> _Task statement_
Answer with one number: how many lines hold "Heterogeneity".

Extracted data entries
++++++++++++++++++++

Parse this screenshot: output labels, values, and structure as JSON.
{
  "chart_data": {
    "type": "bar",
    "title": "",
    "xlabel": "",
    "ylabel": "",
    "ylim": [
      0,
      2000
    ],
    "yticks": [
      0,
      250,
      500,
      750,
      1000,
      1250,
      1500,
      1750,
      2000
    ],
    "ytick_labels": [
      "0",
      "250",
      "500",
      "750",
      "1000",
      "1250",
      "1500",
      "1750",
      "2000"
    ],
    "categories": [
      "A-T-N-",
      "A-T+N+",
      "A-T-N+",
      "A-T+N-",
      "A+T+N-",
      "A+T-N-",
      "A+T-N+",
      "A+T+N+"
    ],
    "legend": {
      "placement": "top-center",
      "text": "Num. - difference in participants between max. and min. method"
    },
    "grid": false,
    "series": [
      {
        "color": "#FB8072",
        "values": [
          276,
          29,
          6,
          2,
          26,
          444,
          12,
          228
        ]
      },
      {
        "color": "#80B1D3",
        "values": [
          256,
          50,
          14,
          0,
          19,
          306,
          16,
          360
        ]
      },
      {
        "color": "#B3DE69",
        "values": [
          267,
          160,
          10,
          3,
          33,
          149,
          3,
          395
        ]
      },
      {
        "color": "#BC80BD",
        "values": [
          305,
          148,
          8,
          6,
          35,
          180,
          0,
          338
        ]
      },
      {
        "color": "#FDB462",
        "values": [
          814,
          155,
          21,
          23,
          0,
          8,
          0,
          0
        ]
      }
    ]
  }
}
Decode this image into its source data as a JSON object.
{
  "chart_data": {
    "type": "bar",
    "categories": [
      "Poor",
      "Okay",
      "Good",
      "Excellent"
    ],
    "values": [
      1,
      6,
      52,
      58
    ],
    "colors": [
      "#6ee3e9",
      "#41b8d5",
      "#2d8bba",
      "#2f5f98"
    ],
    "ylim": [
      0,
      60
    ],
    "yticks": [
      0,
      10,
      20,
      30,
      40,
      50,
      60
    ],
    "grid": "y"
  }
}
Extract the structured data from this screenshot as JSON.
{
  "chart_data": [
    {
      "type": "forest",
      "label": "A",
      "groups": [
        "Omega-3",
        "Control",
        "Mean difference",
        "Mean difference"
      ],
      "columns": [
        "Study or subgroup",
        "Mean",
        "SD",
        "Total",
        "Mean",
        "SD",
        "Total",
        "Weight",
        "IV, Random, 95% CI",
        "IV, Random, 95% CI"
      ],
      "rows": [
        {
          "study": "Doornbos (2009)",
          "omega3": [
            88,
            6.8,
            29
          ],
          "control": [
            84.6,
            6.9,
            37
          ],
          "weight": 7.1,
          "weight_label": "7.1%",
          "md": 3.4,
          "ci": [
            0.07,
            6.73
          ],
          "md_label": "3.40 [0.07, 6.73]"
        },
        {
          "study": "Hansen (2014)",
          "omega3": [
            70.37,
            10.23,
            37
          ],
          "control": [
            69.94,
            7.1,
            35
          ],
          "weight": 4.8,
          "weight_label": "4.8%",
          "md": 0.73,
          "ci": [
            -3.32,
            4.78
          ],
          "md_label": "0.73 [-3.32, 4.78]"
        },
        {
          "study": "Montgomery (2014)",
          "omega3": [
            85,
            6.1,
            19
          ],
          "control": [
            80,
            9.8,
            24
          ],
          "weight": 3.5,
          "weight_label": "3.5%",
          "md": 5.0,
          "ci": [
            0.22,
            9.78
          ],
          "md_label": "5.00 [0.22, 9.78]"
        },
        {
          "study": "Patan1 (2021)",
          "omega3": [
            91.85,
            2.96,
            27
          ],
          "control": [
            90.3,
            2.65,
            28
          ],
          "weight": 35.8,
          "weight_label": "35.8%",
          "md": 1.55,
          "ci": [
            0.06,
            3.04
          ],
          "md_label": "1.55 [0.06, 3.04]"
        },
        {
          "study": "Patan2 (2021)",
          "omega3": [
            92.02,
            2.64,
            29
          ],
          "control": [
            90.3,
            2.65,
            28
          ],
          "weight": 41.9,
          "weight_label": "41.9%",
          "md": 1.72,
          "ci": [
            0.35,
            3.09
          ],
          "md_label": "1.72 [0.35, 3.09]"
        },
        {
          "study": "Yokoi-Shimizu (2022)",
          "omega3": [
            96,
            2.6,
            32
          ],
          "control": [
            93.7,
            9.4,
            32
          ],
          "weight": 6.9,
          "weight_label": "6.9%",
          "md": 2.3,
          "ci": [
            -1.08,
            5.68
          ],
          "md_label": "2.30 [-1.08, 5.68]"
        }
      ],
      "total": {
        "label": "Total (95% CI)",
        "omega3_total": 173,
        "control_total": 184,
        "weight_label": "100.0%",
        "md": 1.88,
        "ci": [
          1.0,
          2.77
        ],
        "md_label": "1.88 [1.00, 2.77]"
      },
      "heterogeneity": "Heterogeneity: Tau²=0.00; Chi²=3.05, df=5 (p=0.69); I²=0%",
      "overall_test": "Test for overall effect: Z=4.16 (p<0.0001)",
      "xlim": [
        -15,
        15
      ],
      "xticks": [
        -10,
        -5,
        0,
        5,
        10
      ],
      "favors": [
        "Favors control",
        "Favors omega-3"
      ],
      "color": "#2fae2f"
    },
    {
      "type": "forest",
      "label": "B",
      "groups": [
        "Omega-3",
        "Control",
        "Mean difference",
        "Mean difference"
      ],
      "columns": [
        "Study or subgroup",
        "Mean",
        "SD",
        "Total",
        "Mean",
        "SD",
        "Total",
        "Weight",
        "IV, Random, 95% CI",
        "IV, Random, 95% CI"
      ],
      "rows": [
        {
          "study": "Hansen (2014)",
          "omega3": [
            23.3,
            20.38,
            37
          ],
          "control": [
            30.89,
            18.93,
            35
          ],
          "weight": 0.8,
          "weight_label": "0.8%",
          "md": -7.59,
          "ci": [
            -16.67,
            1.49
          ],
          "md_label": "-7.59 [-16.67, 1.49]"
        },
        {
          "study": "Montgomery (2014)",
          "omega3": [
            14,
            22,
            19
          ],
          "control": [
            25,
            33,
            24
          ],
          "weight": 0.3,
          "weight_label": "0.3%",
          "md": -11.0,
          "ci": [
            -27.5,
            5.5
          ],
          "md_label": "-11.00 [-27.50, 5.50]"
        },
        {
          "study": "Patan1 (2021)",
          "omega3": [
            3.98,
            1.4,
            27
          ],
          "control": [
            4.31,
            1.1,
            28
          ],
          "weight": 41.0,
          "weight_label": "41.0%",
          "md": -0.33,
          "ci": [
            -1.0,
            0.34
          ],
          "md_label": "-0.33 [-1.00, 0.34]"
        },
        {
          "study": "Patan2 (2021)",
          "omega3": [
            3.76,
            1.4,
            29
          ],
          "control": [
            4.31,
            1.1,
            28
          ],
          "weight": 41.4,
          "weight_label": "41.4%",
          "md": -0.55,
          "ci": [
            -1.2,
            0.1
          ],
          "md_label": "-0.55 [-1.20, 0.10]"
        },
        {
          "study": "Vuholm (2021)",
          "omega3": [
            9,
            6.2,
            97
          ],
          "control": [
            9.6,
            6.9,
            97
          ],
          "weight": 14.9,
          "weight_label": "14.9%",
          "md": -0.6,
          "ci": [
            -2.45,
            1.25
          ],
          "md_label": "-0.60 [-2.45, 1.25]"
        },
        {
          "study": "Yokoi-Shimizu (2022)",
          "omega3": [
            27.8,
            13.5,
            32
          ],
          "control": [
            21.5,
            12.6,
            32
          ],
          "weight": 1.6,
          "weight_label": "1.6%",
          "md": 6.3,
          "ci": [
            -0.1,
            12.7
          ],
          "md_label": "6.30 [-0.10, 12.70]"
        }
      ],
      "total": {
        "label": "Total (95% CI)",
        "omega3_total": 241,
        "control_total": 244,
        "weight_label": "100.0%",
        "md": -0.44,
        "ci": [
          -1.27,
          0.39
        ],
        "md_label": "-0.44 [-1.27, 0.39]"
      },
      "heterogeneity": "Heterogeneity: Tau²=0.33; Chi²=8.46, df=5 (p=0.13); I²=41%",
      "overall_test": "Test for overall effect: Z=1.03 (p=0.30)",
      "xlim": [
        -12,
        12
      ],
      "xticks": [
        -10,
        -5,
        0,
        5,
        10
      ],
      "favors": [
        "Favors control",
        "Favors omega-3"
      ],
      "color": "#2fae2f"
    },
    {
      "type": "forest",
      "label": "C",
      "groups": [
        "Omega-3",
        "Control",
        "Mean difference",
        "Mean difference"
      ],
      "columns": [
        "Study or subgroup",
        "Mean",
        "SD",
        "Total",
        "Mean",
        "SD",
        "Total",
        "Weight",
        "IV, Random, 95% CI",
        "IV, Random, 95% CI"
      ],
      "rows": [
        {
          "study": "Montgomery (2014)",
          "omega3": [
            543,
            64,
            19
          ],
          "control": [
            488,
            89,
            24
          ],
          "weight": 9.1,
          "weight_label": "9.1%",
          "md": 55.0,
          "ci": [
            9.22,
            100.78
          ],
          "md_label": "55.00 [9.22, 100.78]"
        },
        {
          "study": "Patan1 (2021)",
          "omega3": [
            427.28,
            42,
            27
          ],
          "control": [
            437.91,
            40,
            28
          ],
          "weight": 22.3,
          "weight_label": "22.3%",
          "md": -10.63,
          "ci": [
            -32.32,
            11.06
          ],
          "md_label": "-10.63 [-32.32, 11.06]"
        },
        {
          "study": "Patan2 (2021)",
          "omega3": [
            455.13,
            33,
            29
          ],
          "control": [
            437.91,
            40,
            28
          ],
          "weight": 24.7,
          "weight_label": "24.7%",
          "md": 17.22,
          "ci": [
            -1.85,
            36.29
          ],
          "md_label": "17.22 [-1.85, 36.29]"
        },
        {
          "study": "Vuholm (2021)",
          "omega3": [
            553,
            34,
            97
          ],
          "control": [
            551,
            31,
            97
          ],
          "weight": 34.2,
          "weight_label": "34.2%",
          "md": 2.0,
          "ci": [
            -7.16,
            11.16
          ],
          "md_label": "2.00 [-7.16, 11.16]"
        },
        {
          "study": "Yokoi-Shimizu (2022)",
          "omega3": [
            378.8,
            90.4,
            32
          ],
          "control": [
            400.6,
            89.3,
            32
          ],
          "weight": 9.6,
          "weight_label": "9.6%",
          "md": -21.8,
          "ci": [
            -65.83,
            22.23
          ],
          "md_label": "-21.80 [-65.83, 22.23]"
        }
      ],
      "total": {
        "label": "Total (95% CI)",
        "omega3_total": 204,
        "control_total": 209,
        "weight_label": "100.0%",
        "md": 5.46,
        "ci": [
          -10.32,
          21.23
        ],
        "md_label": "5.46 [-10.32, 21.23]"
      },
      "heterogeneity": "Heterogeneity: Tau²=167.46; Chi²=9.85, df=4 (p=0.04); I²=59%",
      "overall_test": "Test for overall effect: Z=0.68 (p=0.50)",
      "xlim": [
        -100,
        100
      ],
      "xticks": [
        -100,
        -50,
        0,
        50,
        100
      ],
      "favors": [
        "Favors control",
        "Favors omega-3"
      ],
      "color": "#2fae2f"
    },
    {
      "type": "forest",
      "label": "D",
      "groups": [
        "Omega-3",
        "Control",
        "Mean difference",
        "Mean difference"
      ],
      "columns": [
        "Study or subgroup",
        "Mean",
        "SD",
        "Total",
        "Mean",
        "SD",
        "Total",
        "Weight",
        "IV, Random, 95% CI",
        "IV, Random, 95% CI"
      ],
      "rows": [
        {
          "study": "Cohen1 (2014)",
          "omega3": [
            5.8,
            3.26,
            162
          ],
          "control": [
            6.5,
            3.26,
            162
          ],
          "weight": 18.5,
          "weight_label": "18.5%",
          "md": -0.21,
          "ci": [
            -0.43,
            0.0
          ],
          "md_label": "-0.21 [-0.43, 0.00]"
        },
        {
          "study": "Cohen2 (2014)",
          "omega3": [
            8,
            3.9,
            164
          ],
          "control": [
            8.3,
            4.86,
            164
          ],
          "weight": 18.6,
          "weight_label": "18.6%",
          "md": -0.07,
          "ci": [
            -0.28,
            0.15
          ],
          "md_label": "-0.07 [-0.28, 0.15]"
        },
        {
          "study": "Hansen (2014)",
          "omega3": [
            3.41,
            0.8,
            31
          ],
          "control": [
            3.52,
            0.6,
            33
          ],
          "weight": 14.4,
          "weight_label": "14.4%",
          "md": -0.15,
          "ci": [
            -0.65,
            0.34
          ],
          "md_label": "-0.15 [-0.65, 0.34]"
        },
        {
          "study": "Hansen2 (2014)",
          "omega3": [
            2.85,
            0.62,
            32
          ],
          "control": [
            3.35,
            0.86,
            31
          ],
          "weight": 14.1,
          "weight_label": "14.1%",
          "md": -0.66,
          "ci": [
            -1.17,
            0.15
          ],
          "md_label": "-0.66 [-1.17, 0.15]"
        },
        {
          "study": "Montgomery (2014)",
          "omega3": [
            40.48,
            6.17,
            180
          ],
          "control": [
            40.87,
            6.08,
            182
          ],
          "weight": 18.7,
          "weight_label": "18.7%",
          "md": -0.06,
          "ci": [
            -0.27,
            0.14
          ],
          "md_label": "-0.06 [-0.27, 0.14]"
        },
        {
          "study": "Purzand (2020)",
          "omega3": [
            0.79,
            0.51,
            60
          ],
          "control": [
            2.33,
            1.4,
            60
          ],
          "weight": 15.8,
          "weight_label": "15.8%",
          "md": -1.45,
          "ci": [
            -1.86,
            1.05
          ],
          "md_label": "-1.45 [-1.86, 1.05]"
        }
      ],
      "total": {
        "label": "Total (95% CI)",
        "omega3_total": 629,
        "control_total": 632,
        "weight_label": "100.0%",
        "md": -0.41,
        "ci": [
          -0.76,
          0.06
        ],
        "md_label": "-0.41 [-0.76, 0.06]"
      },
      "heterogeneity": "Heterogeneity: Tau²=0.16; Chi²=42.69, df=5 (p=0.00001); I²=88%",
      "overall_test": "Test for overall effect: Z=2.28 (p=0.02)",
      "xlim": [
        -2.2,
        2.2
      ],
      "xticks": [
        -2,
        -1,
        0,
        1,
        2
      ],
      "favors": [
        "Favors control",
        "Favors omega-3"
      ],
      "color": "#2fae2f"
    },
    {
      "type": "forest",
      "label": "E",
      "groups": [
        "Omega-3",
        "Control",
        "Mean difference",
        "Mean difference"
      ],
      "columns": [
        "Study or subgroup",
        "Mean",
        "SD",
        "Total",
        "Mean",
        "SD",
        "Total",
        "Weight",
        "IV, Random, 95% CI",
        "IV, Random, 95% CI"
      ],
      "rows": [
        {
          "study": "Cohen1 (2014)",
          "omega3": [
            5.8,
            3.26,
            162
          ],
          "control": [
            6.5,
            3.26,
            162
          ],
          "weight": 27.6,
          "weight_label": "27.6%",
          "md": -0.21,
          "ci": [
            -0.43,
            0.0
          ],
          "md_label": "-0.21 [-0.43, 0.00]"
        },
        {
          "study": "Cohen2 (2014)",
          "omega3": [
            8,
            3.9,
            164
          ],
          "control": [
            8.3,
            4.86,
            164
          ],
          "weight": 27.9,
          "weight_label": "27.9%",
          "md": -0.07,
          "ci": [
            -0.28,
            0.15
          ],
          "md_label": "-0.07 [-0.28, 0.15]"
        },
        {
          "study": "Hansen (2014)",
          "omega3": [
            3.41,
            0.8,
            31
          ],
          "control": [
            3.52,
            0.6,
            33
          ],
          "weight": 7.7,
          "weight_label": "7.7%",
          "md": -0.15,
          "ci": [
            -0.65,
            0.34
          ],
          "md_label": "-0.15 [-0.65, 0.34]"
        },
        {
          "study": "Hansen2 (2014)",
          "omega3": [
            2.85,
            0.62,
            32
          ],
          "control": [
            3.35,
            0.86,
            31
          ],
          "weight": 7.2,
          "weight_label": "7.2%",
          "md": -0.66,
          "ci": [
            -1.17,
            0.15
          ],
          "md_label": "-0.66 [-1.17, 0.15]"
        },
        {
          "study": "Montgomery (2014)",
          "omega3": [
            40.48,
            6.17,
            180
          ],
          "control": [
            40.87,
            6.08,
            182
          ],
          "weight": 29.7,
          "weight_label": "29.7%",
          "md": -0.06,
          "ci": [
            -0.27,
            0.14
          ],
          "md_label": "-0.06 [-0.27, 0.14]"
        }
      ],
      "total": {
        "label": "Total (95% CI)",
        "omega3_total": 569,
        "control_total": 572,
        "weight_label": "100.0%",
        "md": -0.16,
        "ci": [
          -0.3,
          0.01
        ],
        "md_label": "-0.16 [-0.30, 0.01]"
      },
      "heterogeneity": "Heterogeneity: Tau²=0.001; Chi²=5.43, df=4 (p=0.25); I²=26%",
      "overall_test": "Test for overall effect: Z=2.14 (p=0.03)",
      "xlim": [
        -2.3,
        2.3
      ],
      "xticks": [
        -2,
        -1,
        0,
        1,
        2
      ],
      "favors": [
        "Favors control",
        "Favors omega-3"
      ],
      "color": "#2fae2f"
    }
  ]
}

++++++++++++++++++++

> _The solution_
5